→ Job
Transcribe all of the material exactly, except for its pictures.

Data records
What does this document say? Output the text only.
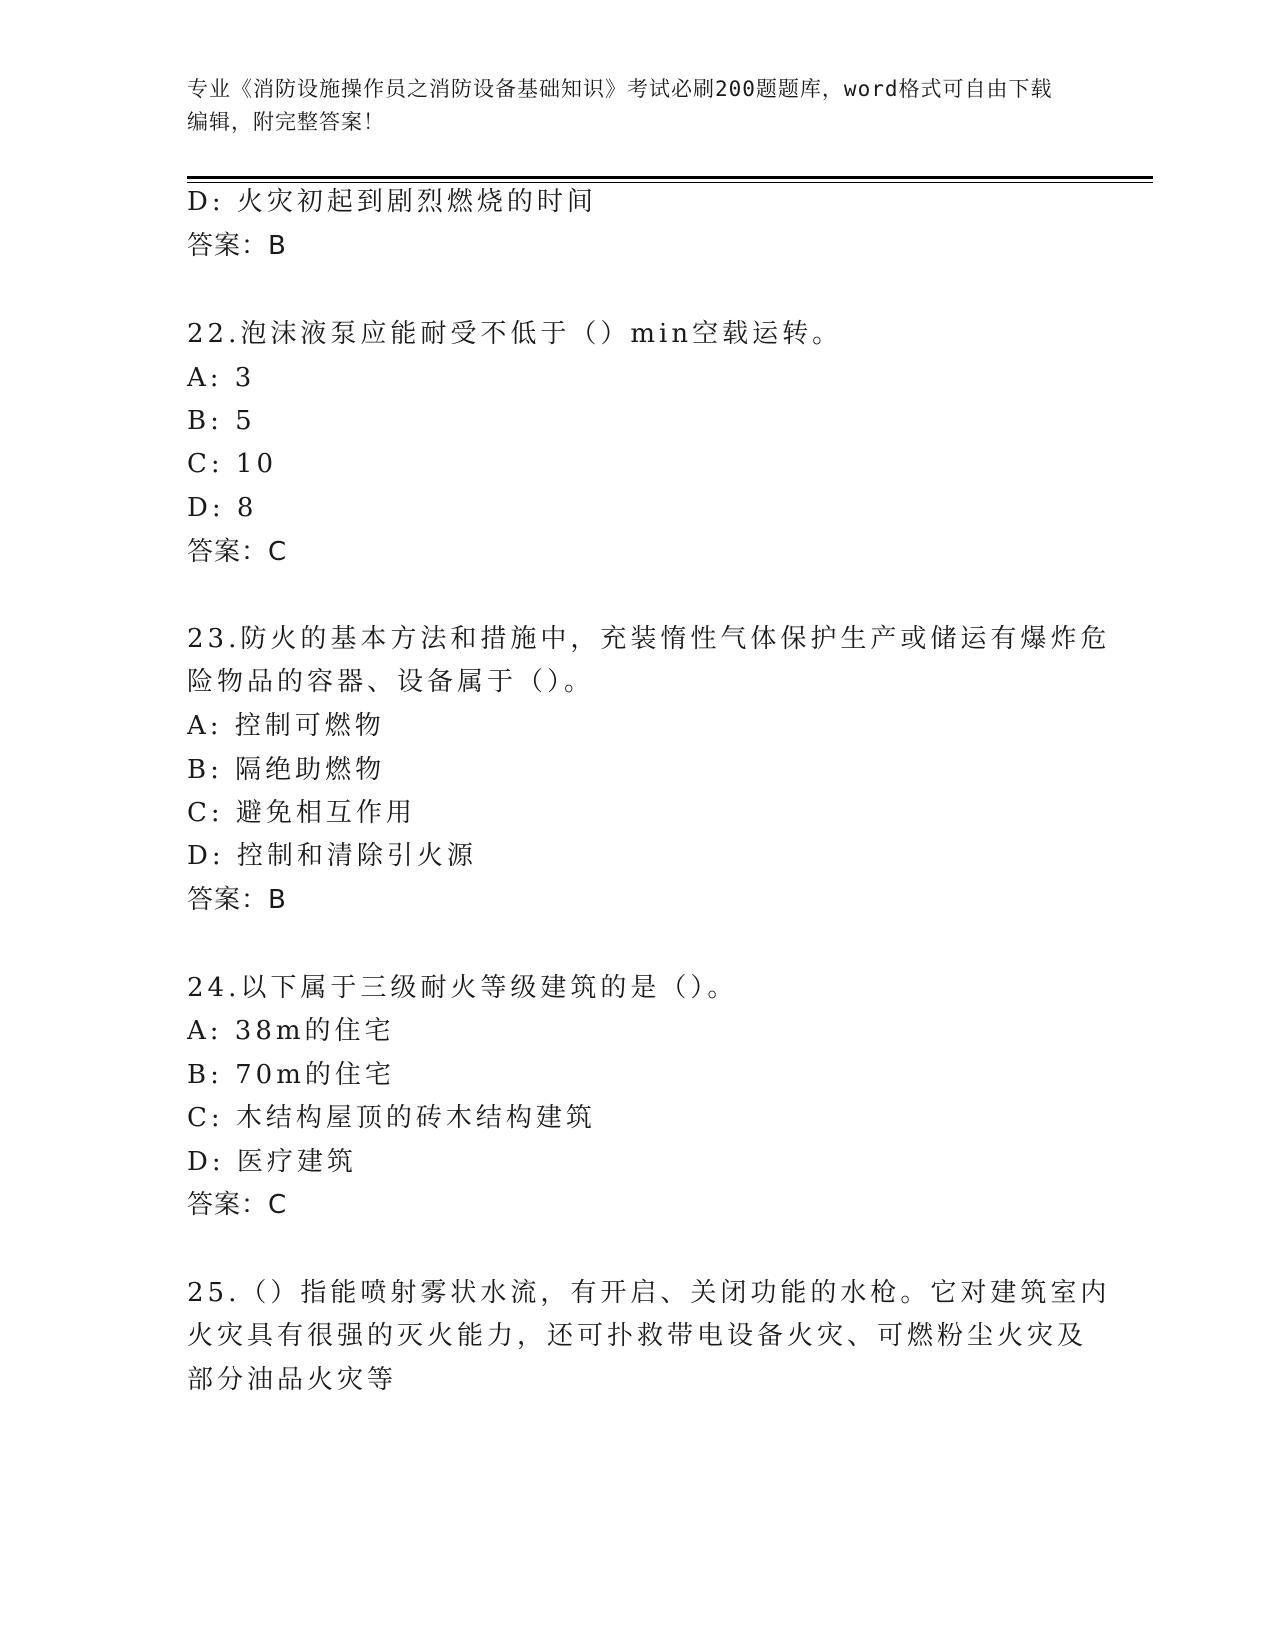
专业《消防设施操作员之消防设备基础知识》考试必刷200题题库，word格式可自由下载编辑，附完整答案！
D: 火灾初起到剧烈燃烧的时间
答案：B
22.泡沫液泵应能耐受不低于（）min空载运转。
A: 3
B: 5
C: 10
D: 8
答案：C
23.防火的基本方法和措施中，充装惰性气体保护生产或储运有爆炸危
险物品的容器、设备属于（）。
A: 控制可燃物
B: 隔绝助燃物
C: 避免相互作用
D: 控制和清除引火源
答案：B
24.以下属于三级耐火等级建筑的是（）。
A: 38m的住宅
B: 70m的住宅
C: 木结构屋顶的砖木结构建筑
D: 医疗建筑
答案：C
25.（）指能喷射雾状水流，有开启、关闭功能的水枪。它对建筑室内
火灾具有很强的灭火能力，还可扑救带电设备火灾、可燃粉尘火灾及
部分油品火灾等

→ Reply
What does this document say? Output the text only.
专业《消防设施操作员之消防设备基础知识》考试必刷200题题库，word格式可自由下载编辑，附完整答案！
D: 火灾初起到剧烈燃烧的时间
答案：B
22.泡沫液泵应能耐受不低于（）min空载运转。
A: 3
B: 5
C: 10
D: 8
答案：C
23.防火的基本方法和措施中，充装惰性气体保护生产或储运有爆炸危
险物品的容器、设备属于（）。
A: 控制可燃物
B: 隔绝助燃物
C: 避免相互作用
D: 控制和清除引火源
答案：B
24.以下属于三级耐火等级建筑的是（）。
A: 38m的住宅
B: 70m的住宅
C: 木结构屋顶的砖木结构建筑
D: 医疗建筑
答案：C
25.（）指能喷射雾状水流，有开启、关闭功能的水枪。它对建筑室内
火灾具有很强的灭火能力，还可扑救带电设备火灾、可燃粉尘火灾及
部分油品火灾等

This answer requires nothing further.